* [ANGEZEIGTER TEXT]:
--*--

Das Unternehmen Ernst & Young hat ein sogenanntes Side Event auf der Sicherheitskonferenz organisiert mit dem Titel „Mapping Pressure Points in Global Agricultural Markets“. Wir haben also über die Herausforderungen auf den globalen Agrarmärkten diskutiert.

Warum interessieren sich die Veranstalter der Münchner Sicherheitskonferenz verstärkt für Ernährungs- und Versorgungssicherheit?

Weil Ernährungs- und Versorgungsfragen wichtige Implikationen für die Sicherheitspolitik haben. Dort, wo Menschen ernährungsunsicher sind oder hungern, kommt es häufiger zu Konflikten, und wo Konflikte ausgetragen werden, kommt es häufiger zu Ernährungsunsicherheit und Hunger.

--*--

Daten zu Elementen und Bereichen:
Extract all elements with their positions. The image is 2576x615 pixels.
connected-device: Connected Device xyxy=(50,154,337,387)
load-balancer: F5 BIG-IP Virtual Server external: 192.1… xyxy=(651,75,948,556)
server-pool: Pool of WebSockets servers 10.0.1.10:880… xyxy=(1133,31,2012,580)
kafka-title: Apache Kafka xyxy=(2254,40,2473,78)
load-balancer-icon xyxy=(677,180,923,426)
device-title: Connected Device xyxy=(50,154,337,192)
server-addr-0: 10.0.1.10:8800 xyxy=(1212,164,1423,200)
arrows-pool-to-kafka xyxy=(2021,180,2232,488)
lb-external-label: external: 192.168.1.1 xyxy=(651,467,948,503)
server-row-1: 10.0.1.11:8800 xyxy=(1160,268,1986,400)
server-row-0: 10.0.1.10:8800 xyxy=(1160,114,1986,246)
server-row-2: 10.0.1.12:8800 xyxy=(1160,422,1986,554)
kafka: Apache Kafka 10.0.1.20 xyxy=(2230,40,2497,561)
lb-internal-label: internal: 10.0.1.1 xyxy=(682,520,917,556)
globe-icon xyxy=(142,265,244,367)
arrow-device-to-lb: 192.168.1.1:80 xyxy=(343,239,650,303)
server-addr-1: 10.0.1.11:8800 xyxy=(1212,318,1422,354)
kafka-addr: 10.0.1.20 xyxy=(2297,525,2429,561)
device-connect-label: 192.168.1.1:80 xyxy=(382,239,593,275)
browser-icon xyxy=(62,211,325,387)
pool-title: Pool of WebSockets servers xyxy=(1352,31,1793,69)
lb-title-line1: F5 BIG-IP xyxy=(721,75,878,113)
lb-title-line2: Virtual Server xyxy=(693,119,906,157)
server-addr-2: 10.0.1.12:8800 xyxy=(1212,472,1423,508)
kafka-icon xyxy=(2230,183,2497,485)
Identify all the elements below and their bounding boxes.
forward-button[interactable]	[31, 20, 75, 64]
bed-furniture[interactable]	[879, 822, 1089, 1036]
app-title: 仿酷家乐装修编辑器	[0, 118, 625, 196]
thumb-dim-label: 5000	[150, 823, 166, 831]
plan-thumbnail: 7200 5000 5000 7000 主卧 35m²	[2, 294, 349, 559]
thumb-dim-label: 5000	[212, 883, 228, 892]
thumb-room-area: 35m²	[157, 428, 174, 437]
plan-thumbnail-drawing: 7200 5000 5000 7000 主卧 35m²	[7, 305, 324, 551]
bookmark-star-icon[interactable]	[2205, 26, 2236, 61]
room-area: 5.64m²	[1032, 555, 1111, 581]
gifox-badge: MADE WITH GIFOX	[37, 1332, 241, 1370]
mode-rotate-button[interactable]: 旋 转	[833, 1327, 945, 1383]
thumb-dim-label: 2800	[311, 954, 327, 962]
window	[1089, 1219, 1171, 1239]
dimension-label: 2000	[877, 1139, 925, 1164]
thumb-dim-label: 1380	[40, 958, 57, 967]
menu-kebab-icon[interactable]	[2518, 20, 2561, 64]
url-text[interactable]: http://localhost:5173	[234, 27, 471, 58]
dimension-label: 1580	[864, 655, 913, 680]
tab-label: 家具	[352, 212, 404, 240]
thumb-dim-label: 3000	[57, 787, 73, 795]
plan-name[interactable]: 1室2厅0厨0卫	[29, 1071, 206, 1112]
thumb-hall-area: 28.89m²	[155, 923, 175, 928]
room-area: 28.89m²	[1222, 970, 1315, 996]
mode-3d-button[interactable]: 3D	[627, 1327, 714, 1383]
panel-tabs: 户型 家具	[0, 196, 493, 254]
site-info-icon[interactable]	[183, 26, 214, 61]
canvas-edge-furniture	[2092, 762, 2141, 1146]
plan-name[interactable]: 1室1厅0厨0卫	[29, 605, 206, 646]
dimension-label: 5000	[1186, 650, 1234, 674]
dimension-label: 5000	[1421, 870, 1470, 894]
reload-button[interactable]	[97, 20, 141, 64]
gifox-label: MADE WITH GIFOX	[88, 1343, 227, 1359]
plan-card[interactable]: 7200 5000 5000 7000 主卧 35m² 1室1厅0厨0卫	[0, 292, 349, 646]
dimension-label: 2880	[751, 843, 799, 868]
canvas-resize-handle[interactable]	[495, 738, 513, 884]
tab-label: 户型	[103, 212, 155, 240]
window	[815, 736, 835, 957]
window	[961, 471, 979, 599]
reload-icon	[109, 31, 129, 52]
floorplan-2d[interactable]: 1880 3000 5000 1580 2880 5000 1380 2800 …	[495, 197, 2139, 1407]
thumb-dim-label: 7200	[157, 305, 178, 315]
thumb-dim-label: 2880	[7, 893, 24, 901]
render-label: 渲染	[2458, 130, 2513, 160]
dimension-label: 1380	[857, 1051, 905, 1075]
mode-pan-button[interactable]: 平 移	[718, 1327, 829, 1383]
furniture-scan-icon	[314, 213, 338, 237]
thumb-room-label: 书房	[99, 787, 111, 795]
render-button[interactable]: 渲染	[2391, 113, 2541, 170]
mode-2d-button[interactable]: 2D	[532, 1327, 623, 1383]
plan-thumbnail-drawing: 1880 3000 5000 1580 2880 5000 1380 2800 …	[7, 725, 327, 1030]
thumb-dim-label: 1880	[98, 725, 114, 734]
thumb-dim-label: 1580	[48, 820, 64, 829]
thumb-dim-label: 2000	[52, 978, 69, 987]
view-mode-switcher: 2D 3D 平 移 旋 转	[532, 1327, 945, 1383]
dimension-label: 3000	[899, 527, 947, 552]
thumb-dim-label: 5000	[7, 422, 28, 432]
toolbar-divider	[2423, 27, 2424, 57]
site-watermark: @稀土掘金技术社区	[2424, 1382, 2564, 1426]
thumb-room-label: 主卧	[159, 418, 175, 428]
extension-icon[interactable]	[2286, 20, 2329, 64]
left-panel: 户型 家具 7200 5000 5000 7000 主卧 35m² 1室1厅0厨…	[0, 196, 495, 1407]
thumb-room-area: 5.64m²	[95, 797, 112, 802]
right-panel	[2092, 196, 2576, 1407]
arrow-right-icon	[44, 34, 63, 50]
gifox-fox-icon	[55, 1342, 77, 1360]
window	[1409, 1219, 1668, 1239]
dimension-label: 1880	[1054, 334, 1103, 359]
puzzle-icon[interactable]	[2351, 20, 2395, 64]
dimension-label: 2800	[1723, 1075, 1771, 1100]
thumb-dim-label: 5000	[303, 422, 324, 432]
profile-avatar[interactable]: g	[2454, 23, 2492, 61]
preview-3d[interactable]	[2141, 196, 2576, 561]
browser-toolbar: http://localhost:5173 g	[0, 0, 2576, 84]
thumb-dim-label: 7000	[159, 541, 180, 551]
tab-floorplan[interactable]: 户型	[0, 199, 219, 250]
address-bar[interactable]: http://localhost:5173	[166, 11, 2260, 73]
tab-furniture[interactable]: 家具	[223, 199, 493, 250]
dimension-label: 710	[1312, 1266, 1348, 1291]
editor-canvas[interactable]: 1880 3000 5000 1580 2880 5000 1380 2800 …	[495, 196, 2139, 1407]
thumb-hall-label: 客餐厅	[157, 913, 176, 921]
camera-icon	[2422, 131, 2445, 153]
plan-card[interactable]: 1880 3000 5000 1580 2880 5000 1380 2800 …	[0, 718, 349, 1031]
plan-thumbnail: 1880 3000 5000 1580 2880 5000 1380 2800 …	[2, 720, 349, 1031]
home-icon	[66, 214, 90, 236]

--*--

* [GESTELLTE AUFGABE]: Kannst du den Text über Ernährungssicherheit und die Münchner Sicherheitskonferenz vollständig und Wort für Wort abschreiben?

* [ANTWORT ZUR AUFGABE]:
Das Unternehmen Ernst & Young hat ein sogenanntes Side Event auf der Sicherheitskonferenz organisiert mit dem Titel „Mapping Pressure Points in Global Agricultural Markets“. Wir haben also über die Herausforderungen auf den globalen Agrarmärkten diskutiert.

Warum interessieren sich die Veranstalter der Münchner Sicherheitskonferenz verstärkt für Ernährungs- und Versorgungssicherheit?

Weil Ernährungs- und Versorgungsfragen wichtige Implikationen für die Sicherheitspolitik haben. Dort, wo Menschen ernährungsunsicher sind oder hungern, kommt es häufiger zu Konflikten, und wo Konflikte ausgetragen werden, kommt es häufiger zu Ernährungsunsicherheit und Hunger.